Answer with nothing but the number of lines that include the word "during".
■ ■ ■
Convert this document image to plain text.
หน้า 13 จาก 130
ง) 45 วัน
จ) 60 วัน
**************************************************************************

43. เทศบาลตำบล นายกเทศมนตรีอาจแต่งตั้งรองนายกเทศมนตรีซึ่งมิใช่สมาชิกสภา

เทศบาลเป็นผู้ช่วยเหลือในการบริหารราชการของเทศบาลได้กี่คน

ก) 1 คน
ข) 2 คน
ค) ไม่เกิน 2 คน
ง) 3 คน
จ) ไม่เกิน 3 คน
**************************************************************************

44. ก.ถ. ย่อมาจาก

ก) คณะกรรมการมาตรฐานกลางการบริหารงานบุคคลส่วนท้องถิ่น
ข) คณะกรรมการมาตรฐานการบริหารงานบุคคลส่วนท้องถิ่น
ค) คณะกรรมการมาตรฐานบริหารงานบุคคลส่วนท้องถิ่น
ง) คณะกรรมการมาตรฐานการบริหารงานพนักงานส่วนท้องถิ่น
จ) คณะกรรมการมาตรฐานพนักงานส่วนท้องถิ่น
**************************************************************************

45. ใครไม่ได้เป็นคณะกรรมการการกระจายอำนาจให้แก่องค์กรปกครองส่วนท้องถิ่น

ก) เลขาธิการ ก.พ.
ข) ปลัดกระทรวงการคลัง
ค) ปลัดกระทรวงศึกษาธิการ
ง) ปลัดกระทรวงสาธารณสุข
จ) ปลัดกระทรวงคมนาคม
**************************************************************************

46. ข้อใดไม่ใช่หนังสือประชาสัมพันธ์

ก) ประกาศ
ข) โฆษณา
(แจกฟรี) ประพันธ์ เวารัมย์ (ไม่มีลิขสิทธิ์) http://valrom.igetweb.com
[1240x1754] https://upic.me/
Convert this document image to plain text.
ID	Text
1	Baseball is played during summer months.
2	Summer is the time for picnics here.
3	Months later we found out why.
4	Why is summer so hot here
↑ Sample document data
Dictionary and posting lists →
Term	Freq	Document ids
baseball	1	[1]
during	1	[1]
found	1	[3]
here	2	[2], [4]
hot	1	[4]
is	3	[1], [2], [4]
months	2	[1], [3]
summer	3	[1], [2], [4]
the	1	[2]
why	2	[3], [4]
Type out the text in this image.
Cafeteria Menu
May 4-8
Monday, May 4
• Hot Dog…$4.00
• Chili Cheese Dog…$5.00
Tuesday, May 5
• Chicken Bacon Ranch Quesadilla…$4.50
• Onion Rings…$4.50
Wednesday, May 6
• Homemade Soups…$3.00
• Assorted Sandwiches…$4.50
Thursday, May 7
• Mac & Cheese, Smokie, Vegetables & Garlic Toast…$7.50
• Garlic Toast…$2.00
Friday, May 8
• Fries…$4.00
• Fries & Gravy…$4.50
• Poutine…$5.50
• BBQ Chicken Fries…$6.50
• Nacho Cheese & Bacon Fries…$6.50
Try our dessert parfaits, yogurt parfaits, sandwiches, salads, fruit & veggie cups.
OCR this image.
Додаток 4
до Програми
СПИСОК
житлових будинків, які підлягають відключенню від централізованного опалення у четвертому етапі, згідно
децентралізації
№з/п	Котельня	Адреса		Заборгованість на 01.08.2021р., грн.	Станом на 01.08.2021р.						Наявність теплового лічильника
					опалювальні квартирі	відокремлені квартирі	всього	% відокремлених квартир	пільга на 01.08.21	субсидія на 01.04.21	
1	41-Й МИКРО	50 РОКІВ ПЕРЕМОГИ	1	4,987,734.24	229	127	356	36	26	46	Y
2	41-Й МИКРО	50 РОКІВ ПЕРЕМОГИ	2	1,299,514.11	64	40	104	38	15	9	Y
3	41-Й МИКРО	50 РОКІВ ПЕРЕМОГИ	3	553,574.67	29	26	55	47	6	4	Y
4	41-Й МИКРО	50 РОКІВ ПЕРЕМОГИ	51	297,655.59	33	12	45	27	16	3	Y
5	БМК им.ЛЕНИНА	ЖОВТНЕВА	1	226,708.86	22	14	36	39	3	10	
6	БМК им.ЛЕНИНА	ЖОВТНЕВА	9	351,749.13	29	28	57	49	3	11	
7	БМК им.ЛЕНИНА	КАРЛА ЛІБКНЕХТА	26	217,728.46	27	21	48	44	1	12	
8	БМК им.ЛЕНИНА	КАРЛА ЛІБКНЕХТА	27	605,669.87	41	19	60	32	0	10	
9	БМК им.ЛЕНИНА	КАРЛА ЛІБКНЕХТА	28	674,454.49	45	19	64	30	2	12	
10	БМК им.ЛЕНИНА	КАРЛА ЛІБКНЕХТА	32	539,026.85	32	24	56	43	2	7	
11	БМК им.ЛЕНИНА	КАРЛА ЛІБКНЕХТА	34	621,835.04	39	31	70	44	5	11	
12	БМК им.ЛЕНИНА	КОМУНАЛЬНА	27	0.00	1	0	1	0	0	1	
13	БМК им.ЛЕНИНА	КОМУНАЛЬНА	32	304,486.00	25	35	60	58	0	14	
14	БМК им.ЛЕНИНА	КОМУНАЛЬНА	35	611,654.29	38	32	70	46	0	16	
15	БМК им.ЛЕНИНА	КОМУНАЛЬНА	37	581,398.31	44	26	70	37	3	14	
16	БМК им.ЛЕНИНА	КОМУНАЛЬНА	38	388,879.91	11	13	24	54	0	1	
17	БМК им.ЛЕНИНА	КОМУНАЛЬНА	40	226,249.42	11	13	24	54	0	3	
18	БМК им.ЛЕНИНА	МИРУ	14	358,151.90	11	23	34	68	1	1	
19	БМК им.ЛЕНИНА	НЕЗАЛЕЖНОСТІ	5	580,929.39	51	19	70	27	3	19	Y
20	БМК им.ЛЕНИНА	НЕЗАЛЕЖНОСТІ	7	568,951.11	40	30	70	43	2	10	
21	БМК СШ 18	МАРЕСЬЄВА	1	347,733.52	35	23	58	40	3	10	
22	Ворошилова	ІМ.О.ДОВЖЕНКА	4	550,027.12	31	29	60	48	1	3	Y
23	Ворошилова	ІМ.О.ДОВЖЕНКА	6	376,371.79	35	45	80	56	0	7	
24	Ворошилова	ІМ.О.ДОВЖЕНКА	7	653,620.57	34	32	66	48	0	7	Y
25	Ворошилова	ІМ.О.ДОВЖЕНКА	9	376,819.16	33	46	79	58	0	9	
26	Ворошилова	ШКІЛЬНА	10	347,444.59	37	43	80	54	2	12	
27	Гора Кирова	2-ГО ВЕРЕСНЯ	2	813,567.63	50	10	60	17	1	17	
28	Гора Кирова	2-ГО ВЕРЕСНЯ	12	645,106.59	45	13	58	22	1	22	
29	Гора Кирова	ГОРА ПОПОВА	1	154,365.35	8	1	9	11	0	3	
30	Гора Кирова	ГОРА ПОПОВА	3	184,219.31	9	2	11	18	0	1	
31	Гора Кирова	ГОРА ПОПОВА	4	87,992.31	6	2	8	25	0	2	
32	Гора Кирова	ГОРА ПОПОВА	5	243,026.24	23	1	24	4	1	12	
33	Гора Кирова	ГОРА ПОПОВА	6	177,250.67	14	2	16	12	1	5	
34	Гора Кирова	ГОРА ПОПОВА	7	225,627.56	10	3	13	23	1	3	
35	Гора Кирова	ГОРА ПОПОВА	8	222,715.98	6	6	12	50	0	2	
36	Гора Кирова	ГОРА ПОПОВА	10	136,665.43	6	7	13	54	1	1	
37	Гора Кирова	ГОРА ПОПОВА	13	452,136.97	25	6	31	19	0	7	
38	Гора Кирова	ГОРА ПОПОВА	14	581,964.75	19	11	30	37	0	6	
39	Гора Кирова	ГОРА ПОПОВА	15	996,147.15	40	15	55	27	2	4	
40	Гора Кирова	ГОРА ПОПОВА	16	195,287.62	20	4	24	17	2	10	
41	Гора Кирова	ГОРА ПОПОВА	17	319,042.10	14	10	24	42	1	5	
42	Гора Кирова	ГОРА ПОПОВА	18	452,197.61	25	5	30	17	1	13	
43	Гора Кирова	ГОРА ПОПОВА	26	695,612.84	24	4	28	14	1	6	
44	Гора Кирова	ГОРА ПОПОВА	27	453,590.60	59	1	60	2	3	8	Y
■ ■ ■
ANSWER BELOW:
2